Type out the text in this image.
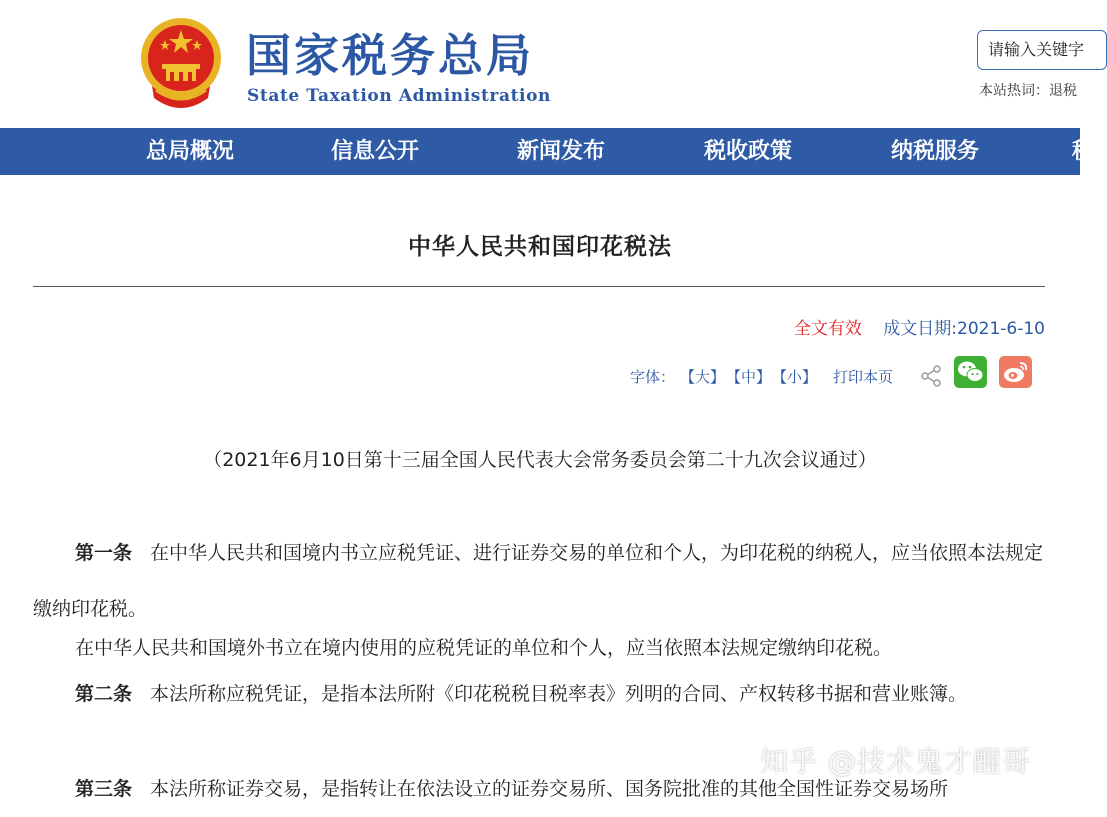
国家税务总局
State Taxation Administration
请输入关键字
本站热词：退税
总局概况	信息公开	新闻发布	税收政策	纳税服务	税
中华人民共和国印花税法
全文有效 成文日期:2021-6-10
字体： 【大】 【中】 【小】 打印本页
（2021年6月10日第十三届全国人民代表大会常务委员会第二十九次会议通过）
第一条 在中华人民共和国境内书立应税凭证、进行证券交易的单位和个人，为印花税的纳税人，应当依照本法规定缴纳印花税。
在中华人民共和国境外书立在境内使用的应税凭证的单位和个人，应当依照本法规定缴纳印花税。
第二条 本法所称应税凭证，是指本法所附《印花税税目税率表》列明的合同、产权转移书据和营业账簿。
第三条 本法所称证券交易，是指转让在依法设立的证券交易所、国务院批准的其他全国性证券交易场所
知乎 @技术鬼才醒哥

=====

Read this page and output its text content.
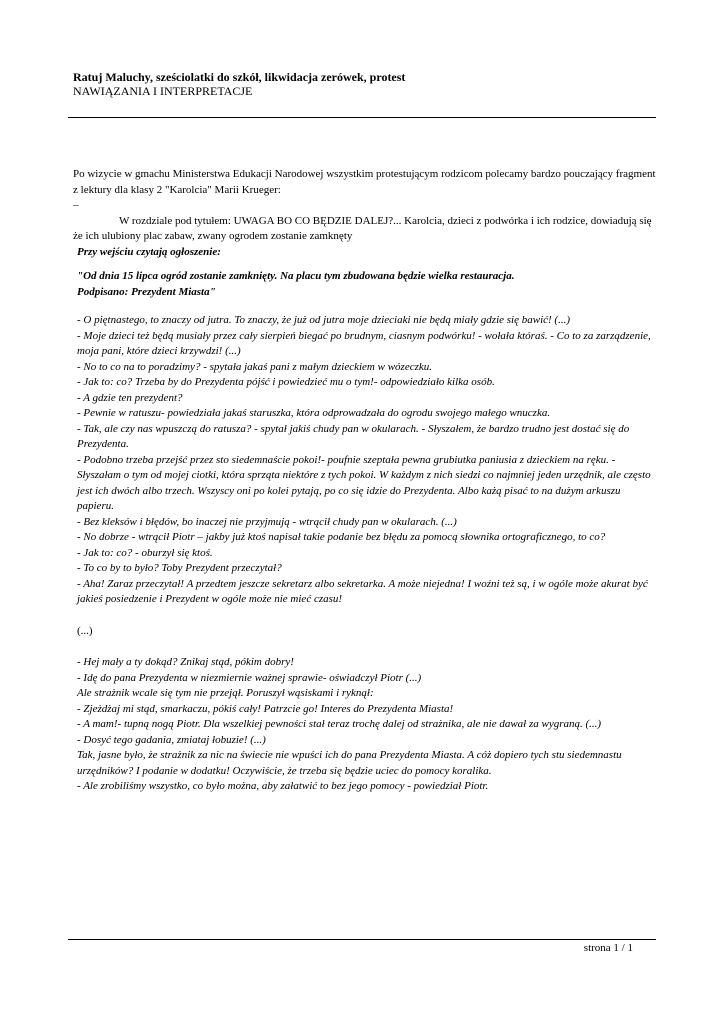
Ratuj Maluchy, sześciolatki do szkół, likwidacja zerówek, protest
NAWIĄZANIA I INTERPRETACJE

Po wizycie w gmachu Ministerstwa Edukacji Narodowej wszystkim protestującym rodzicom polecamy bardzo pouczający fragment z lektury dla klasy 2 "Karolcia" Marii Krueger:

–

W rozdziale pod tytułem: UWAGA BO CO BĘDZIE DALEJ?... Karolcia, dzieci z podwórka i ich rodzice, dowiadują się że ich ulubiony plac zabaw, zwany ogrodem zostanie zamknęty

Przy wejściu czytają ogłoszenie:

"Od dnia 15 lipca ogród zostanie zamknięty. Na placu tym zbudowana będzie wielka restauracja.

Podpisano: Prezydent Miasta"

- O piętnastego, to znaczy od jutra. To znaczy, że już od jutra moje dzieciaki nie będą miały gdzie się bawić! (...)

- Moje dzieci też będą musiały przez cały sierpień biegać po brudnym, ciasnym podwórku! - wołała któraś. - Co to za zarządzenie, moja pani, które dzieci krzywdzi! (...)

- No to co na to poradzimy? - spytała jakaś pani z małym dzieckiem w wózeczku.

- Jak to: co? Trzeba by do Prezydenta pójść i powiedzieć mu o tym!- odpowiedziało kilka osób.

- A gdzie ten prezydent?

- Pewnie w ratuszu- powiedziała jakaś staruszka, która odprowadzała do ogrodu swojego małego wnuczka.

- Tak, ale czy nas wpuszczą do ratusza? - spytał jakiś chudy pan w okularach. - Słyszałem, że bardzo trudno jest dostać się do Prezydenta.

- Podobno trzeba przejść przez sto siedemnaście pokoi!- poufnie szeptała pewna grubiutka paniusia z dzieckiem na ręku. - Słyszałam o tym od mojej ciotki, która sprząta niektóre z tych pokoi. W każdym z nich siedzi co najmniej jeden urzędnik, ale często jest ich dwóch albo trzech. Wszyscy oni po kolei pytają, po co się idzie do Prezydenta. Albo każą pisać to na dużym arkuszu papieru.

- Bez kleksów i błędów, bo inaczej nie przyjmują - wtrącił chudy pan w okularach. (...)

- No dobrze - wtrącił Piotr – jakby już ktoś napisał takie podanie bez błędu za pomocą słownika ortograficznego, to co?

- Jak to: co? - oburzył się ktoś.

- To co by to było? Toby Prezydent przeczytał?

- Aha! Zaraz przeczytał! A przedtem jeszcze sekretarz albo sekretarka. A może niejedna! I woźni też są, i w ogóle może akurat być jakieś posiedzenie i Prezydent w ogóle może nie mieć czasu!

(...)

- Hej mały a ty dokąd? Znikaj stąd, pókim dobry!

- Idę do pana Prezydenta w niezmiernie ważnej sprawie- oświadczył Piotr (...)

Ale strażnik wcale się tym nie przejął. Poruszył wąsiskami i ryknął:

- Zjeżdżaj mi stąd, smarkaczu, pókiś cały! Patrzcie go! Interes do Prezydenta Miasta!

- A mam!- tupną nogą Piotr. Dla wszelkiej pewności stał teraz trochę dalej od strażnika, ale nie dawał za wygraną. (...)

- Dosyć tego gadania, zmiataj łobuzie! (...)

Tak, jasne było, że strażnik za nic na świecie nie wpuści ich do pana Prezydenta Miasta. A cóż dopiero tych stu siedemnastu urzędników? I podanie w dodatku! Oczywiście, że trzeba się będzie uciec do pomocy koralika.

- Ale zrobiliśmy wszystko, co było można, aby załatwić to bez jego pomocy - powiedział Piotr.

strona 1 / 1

=====

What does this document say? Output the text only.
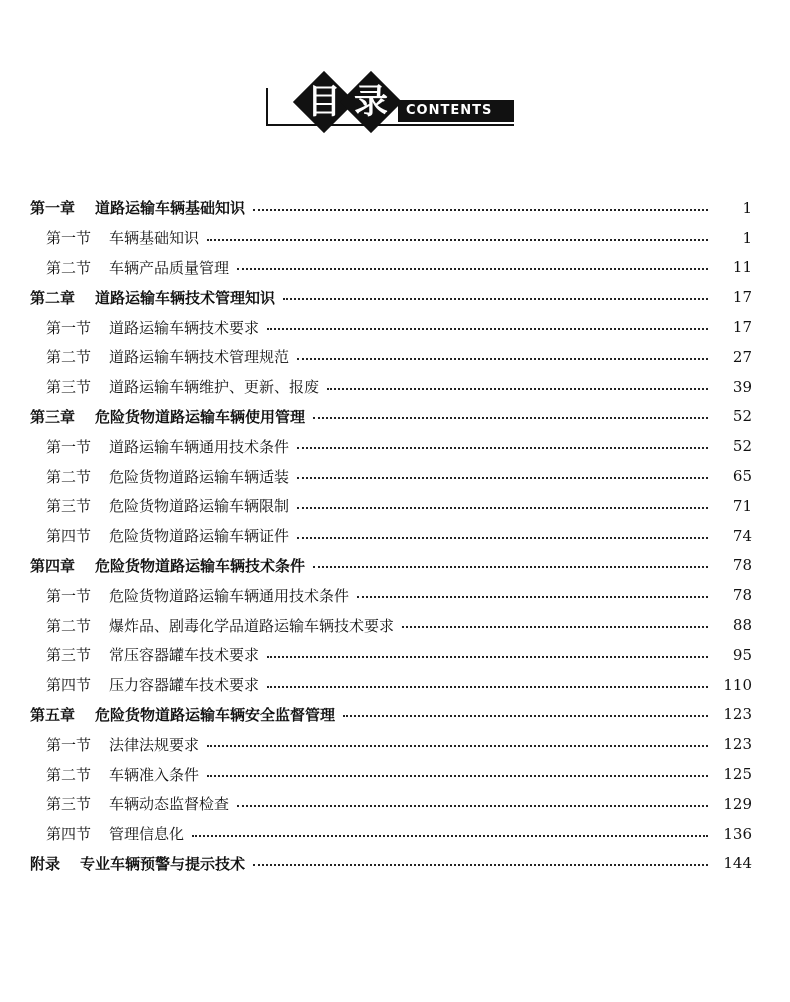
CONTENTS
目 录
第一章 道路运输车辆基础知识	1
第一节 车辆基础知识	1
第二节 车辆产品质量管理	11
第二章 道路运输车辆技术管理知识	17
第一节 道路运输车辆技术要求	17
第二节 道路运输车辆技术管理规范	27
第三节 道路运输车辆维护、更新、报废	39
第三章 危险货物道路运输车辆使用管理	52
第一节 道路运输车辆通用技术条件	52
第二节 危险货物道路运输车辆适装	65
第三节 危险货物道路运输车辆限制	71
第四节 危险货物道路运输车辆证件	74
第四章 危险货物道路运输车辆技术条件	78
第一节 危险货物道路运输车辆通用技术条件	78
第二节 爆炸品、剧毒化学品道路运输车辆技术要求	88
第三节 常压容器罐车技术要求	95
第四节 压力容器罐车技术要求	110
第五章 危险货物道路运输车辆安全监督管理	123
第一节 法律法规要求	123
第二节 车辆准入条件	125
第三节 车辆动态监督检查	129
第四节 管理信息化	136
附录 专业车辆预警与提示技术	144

=====

# Set exercise
Scan the data above and copy every line with "stąd" in it.

# Task response
- Hej mały a ty dokąd? Znikaj stąd, pókim dobry!
- Zjeżdżaj mi stąd, smarkaczu, pókiś cały! Patrzcie go! Interes do Prezydenta Miasta!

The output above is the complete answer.